**What to work on**:
Rewrite the material from its start through the line containing "series-line[interactable] bbox=[113, 300, 862, 390]", changing "legend-label" to "legend-text" and leaving everything else as it is.

**Information supplied**:
▼
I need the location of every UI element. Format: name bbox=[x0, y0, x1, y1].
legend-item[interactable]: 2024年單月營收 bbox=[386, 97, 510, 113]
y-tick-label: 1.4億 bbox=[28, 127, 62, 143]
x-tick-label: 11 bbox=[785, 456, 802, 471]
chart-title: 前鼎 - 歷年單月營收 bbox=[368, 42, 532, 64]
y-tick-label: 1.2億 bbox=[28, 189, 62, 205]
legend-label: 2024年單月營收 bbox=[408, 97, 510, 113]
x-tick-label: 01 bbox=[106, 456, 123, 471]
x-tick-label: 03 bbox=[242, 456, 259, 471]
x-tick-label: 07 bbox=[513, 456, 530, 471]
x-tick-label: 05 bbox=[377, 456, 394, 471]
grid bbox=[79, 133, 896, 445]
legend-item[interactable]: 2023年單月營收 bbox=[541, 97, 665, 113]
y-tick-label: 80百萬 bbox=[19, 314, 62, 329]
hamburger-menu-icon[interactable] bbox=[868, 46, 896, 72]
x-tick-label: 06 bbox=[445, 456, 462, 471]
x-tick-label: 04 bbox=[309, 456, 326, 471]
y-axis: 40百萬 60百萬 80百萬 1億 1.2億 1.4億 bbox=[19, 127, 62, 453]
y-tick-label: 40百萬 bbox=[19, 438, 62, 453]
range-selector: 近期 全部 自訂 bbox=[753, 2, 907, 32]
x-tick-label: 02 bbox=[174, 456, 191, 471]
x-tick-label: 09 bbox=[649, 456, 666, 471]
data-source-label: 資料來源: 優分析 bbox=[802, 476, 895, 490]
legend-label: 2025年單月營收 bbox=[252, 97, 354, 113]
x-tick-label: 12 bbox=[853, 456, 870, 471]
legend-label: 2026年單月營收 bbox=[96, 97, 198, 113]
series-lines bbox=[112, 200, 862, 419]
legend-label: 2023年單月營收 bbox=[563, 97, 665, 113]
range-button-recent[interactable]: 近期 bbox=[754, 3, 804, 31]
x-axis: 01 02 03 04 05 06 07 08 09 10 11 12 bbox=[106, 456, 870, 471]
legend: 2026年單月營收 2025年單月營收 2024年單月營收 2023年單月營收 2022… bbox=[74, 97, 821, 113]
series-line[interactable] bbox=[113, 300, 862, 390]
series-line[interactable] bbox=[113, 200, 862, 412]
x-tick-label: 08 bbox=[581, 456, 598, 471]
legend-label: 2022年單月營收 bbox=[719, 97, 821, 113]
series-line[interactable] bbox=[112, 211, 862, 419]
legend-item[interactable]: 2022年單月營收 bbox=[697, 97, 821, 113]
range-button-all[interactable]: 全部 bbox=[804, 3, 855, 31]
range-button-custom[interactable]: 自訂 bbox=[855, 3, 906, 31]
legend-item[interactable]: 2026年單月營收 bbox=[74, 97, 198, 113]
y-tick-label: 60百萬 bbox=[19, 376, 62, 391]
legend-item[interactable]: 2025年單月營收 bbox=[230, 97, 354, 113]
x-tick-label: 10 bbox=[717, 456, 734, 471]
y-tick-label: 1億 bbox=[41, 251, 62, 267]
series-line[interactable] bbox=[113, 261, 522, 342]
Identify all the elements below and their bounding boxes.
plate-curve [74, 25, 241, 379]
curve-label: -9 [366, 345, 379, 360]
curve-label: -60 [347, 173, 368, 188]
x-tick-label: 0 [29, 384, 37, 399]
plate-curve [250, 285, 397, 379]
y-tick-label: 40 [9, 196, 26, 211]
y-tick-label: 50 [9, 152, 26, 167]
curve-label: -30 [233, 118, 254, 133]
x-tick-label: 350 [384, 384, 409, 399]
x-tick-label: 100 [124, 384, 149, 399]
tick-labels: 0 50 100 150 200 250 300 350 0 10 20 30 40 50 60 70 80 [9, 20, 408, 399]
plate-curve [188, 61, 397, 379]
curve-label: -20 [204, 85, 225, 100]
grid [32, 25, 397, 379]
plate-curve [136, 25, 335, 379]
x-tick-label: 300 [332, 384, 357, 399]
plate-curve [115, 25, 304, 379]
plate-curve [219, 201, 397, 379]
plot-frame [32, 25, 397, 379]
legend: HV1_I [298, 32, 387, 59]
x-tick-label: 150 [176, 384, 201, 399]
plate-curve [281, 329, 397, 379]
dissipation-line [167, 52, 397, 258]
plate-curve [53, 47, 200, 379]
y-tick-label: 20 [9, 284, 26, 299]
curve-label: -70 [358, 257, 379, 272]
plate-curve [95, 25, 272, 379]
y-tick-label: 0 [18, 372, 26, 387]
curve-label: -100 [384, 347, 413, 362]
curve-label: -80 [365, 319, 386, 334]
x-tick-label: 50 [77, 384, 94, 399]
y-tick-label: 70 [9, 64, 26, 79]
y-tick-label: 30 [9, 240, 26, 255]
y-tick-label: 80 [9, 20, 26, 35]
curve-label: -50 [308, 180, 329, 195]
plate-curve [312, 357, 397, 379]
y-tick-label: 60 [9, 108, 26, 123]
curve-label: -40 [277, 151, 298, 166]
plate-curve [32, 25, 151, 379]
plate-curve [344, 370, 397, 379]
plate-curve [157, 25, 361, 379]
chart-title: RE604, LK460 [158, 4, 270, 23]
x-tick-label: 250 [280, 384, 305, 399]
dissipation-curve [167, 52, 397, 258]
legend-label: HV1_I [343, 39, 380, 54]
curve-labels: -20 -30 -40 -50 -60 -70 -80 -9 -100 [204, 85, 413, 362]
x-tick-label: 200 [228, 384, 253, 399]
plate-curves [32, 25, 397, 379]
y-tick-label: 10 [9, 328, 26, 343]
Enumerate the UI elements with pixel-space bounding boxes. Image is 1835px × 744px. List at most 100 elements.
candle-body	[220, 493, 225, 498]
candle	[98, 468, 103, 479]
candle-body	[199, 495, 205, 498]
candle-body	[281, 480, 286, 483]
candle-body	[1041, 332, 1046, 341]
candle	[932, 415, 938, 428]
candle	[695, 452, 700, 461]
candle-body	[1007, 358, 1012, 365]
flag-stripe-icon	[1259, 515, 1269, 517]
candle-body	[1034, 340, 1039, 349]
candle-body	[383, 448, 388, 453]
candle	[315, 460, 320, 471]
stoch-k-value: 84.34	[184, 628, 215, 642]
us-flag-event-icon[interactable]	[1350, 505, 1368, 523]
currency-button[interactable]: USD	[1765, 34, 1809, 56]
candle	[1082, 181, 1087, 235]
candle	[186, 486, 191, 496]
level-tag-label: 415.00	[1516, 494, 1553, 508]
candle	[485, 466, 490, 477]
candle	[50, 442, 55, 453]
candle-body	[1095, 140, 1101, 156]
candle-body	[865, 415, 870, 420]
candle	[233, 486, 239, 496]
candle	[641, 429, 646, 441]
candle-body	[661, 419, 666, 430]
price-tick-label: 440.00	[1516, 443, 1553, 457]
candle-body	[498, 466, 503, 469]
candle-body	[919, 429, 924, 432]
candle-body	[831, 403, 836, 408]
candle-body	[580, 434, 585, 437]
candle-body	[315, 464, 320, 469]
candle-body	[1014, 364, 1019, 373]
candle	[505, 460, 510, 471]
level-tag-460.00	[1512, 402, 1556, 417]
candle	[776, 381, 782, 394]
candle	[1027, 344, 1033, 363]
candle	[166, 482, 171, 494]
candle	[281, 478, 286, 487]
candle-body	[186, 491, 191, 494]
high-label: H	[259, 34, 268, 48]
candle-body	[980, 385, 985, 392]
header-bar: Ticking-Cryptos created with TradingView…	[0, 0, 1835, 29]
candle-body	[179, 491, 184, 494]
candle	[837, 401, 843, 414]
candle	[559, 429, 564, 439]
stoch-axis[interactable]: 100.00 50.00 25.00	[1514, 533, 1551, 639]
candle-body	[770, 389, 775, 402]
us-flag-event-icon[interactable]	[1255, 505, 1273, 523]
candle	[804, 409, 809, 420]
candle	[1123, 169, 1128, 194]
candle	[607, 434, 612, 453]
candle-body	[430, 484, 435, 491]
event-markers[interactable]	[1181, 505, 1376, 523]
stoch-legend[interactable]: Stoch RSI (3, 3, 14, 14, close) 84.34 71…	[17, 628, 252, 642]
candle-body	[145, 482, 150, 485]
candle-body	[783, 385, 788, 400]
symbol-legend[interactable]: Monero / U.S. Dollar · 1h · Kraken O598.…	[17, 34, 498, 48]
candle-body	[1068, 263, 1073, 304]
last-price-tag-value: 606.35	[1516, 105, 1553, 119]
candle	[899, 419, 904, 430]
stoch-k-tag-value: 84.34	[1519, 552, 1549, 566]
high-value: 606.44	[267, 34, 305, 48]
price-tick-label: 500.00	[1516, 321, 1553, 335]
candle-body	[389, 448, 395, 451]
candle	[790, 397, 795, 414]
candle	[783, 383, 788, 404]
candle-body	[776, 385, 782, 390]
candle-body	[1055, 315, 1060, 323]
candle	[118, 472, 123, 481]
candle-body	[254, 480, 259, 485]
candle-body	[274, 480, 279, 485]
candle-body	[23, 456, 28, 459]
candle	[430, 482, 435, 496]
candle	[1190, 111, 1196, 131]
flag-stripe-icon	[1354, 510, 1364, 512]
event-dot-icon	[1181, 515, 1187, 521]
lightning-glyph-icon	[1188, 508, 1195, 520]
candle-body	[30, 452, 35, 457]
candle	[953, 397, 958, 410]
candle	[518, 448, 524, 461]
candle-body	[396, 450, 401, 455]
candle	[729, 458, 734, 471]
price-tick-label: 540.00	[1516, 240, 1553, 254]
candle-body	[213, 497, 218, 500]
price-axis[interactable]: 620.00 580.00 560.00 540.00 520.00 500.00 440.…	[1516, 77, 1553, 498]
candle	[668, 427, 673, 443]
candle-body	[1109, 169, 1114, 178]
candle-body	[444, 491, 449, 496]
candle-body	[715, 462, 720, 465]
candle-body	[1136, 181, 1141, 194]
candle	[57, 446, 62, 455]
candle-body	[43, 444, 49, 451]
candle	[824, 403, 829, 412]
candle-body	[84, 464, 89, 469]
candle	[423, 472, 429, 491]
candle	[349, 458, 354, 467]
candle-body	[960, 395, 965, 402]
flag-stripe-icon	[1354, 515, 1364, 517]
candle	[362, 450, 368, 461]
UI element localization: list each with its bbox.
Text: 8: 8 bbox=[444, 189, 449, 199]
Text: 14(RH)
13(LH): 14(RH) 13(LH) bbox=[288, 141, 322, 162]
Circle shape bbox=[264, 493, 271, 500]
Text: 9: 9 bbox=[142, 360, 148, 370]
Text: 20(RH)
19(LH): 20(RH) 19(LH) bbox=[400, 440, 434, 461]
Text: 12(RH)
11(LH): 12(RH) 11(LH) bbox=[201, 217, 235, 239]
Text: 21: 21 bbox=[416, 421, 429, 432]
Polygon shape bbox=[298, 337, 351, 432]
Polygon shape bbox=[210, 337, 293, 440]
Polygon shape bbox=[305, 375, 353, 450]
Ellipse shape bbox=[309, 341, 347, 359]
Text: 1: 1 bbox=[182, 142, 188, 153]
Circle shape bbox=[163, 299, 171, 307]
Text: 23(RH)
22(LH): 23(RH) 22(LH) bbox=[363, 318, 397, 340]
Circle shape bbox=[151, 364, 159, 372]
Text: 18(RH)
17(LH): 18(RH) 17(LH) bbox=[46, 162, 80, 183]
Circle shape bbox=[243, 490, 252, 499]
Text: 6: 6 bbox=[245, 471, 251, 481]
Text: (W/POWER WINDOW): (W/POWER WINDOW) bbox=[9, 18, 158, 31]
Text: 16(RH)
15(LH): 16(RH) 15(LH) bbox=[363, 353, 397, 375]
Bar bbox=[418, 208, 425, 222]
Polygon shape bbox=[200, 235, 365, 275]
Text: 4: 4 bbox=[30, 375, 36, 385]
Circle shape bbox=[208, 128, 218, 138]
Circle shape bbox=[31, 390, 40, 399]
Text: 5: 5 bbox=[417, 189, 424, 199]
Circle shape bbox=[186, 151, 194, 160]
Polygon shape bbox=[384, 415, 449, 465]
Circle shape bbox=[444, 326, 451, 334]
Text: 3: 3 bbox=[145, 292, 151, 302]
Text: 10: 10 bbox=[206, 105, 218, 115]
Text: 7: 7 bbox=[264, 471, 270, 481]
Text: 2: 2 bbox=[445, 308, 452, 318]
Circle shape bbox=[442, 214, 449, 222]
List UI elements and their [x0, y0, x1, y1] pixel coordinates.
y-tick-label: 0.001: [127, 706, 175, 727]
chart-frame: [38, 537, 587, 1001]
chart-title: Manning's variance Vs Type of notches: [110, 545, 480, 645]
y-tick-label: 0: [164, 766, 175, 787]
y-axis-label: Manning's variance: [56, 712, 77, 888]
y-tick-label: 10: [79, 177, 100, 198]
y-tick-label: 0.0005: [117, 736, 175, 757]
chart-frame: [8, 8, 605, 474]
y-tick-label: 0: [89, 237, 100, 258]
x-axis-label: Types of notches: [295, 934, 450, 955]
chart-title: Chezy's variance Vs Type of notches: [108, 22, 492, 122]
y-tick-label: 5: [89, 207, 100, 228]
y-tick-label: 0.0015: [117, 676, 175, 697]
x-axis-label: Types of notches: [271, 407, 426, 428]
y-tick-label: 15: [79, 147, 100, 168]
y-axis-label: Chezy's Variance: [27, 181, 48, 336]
▲
**Expected answer**:
I need the location of every UI element. Format: name bbox=[x0, y0, x1, y1].
legend-item[interactable]: 2024年單月營收 bbox=[386, 97, 510, 113]
y-tick-label: 1.4億 bbox=[28, 127, 62, 143]
x-tick-label: 11 bbox=[785, 456, 802, 471]
chart-title: 前鼎 - 歷年單月營收 bbox=[368, 42, 532, 64]
y-tick-label: 1.2億 bbox=[28, 189, 62, 205]
legend-text: 2024年單月營收 bbox=[408, 97, 510, 113]
x-tick-label: 01 bbox=[106, 456, 123, 471]
x-tick-label: 03 bbox=[242, 456, 259, 471]
x-tick-label: 07 bbox=[513, 456, 530, 471]
x-tick-label: 05 bbox=[377, 456, 394, 471]
grid bbox=[79, 133, 896, 445]
legend-item[interactable]: 2023年單月營收 bbox=[541, 97, 665, 113]
y-tick-label: 80百萬 bbox=[19, 314, 62, 329]
hamburger-menu-icon[interactable] bbox=[868, 46, 896, 72]
x-tick-label: 06 bbox=[445, 456, 462, 471]
x-tick-label: 04 bbox=[309, 456, 326, 471]
y-axis: 40百萬 60百萬 80百萬 1億 1.2億 1.4億 bbox=[19, 127, 62, 453]
y-tick-label: 40百萬 bbox=[19, 438, 62, 453]
range-selector: 近期 全部 自訂 bbox=[753, 2, 907, 32]
x-tick-label: 02 bbox=[174, 456, 191, 471]
x-tick-label: 09 bbox=[649, 456, 666, 471]
data-source-label: 資料來源: 優分析 bbox=[802, 476, 895, 490]
legend-text: 2025年單月營收 bbox=[252, 97, 354, 113]
x-tick-label: 12 bbox=[853, 456, 870, 471]
legend-text: 2026年單月營收 bbox=[96, 97, 198, 113]
series-lines bbox=[112, 200, 862, 419]
legend-text: 2023年單月營收 bbox=[563, 97, 665, 113]
range-button-recent[interactable]: 近期 bbox=[754, 3, 804, 31]
x-axis: 01 02 03 04 05 06 07 08 09 10 11 12 bbox=[106, 456, 870, 471]
legend: 2026年單月營收 2025年單月營收 2024年單月營收 2023年單月營收 2022… bbox=[74, 97, 821, 113]
series-line[interactable] bbox=[113, 300, 862, 390]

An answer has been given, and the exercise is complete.